┌─ Trecho para ler

Vitalino Canas, presidente do Fórum de Integração Brasil Europa (Fibe), lembra que, entre os anos de 1990 e 2000, houve um grande fluxo de investimentos de empresas portuguesas para o Brasil, atraídas pelos programas de privatizações dos setores de infraestrutura, em especial, telecomunicações, energia e rodovias. Muito desse movimento foi incentivado pelo governo português, mas as companhias não estavam preparadas o suficiente para atuar num mercado do tamanho do Brasil. “Grandes e pequenas empresas foram à falência”, afirma. “Mas creio que, hoje, as parcerias entre empresas dos dois país se darão em condições muito melhores. São muitas as oportunidades, como, por exemplo, em energias renováveis”, acrescenta.
Miguel Relvas, ex-ministro português de Assuntos Parlamentares, filiado ao PSD, também vê espaço para que Brasil e Portugal fortaleçam os laços econômicos. “Há potenciais dos dois lados”, frisa. Ele acredita que, depois das frustrações dos últimos anos, tanto os empresários brasileiros quanto os portugueses aprenderam a lição. “O Brasil é um mercado chato para se trabalhar. E as empresas portuguesas foram muito arrogantes ao irem para lá, até porque não tinham nada a ensinar aos brasileiros. Pior: não souberam selecionar os parceiros e subestimaram a concorrência”, diz. Ele assinala que, quando se trata de negócios, as barreiras ideológicas não podem ser impeditivos. “O Brasil terá eleições neste ano, ganhe direita ou ganhe esquerda, o potencial econômico se mantém.”
UE, Mercosul e guerra
O governo português tem a exata noção de que a parceria econômica com o Brasil é estratégica. Não por acaso, tem defendido, abertamente, a aprovação do acordo entre a União Europeia e o Mercosul, que foi assinado depois de 20 anos na geladeira. Pela União Europeia, a maior resistência ao acordo está na França, que tem colocado a política ambiental brasileira como empecilho para o estreitamento comercial entre os dois blocos. “Esse acordo é o maior instrumento para ampliar as relações entre Brasil e Portugal”, afirma Cavaco Silva.
Antonio Ramalho Eanes, ex-presidente de Portugal, reforça que o acordo de livre comércio entre a União Europeia e o Mercosul só não saiu por falta de vontade política. Portanto, cabe aos 27 integrantes da UE convencerem seus parlamentos a ratificarem o processo de união dos blocos. A meta, com esse acordo, é que Portugal seja a porta de entrada dos produtos brasileiros na Europa, mais precisamente o Porto de Sines, ao sul do país. Hoje, o grosso das mercadorias entra por meio do Porto de Roterdã, na Holanda, para, então, serem distribuídas aos demais mercados compradores.

└─
┌─ Lista de dados

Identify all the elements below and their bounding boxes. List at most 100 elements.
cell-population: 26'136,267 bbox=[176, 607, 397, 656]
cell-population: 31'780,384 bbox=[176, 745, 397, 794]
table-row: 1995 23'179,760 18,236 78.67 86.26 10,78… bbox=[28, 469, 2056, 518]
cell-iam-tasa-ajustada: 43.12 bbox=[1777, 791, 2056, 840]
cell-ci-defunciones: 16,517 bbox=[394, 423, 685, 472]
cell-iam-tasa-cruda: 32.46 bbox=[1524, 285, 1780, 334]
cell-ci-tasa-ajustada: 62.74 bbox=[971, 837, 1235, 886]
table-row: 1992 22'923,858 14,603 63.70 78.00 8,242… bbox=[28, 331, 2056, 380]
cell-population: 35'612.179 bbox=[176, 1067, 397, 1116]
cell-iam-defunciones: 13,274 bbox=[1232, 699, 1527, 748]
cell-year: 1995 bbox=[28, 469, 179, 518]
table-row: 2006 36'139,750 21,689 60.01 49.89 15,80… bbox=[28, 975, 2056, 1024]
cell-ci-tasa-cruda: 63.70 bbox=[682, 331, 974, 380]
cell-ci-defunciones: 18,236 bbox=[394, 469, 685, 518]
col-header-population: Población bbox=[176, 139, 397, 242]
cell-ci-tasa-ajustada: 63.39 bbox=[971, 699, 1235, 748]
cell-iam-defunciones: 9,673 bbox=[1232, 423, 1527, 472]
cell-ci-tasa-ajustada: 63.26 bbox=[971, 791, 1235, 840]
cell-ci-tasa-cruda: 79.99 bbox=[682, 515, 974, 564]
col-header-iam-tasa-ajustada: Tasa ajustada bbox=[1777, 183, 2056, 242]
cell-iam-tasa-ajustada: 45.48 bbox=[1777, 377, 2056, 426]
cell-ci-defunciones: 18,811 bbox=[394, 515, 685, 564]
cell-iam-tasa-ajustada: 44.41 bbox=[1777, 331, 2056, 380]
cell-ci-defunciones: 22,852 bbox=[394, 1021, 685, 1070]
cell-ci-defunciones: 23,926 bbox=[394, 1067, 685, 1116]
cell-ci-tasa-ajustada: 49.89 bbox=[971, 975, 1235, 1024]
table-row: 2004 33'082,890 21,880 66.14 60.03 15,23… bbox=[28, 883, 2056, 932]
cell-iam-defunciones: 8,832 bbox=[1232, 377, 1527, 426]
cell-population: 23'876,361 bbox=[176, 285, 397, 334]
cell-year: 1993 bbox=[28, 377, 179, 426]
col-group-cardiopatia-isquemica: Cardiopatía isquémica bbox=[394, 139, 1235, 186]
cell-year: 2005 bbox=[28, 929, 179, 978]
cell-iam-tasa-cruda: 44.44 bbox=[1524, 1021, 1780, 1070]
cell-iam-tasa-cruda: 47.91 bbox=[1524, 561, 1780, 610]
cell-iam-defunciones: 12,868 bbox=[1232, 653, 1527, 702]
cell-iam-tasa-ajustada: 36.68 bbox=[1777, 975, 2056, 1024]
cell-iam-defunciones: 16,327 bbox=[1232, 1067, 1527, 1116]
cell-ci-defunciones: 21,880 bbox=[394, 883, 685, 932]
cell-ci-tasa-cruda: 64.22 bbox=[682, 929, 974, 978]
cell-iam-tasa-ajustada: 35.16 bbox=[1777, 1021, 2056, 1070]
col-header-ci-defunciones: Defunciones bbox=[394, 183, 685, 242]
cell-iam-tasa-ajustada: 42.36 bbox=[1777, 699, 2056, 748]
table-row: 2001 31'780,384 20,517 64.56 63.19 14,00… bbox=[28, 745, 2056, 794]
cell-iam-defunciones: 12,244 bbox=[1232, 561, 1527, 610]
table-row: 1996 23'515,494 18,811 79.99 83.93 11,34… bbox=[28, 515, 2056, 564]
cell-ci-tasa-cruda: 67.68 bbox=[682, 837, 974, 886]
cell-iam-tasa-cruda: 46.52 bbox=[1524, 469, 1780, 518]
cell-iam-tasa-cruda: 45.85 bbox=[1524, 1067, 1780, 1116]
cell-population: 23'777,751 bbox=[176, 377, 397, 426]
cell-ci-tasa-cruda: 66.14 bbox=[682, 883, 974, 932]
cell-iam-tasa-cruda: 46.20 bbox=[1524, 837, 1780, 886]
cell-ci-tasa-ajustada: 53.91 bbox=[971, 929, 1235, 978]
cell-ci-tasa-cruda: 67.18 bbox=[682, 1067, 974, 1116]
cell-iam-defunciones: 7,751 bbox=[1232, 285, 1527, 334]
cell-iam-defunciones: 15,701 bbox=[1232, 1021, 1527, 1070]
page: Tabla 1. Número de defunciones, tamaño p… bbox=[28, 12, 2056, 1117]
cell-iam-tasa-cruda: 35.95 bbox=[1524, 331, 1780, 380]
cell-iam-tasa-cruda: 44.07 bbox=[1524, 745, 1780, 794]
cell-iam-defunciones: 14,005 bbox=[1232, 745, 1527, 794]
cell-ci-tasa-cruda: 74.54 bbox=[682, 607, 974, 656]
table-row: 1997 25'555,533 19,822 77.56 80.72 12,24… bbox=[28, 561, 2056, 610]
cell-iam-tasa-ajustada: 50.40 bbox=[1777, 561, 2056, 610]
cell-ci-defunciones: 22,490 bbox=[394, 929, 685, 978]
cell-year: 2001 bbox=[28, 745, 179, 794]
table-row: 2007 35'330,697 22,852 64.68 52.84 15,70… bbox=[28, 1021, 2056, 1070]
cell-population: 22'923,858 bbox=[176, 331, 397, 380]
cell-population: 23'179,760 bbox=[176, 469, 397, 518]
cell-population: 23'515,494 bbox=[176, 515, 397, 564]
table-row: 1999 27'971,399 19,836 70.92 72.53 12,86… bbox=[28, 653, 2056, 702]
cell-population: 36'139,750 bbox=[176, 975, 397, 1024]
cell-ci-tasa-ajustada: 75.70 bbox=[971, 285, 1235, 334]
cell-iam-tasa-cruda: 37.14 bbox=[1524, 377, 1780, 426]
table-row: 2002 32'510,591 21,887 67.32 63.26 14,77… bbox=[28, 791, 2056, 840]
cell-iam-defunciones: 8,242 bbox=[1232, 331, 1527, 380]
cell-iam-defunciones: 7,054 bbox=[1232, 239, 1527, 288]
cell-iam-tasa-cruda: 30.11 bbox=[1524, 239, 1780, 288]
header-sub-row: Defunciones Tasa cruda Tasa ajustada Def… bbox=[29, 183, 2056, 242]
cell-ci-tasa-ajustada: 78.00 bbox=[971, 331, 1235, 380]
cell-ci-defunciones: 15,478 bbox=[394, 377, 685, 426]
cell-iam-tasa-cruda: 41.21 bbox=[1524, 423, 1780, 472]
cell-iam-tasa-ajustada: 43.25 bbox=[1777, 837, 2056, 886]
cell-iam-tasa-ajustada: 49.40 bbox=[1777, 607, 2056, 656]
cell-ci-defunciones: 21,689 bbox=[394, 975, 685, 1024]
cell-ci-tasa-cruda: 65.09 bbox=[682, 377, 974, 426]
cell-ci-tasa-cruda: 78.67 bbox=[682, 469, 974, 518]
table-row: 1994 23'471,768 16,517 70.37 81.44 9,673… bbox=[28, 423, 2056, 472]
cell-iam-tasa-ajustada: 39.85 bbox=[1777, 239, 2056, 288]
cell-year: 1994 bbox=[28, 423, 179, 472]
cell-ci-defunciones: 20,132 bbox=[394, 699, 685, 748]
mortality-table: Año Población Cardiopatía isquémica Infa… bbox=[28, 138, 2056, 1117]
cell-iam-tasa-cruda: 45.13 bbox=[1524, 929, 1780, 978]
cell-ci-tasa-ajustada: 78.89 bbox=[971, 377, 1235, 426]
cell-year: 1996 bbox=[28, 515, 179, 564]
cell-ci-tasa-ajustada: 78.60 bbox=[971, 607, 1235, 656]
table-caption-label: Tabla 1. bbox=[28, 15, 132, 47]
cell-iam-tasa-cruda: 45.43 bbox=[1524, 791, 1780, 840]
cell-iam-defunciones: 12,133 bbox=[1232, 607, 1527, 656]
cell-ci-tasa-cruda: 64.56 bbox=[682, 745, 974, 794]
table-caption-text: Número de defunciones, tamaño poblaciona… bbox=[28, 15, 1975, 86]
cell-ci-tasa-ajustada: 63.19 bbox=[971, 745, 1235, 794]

└─

Tarefas a cumprir:
1) No trecho sobre Brasil e Portugal, qual país da União Europeia faz a maior resistência ao acordo com o Mercosul?
2) Reescreva a parte do trecho que começa em "UE, Mercosul e" e termina depois de "afirma Cavaco Silva.", trocando "geladeira" por "gaveta".
Os dados vêm de outra fonte.

Respostas:
1) A França.

2)
UE, Mercosul e guerra
O governo português tem a exata noção de que a parceria econômica com o Brasil é estratégica. Não por acaso, tem defendido, abertamente, a aprovação do acordo entre a União Europeia e o Mercosul, que foi assinado depois de 20 anos na gaveta. Pela União Europeia, a maior resistência ao acordo está na França, que tem colocado a política ambiental brasileira como empecilho para o estreitamento comercial entre os dois blocos. “Esse acordo é o maior instrumento para ampliar as relações entre Brasil e Portugal”, afirma Cavaco Silva.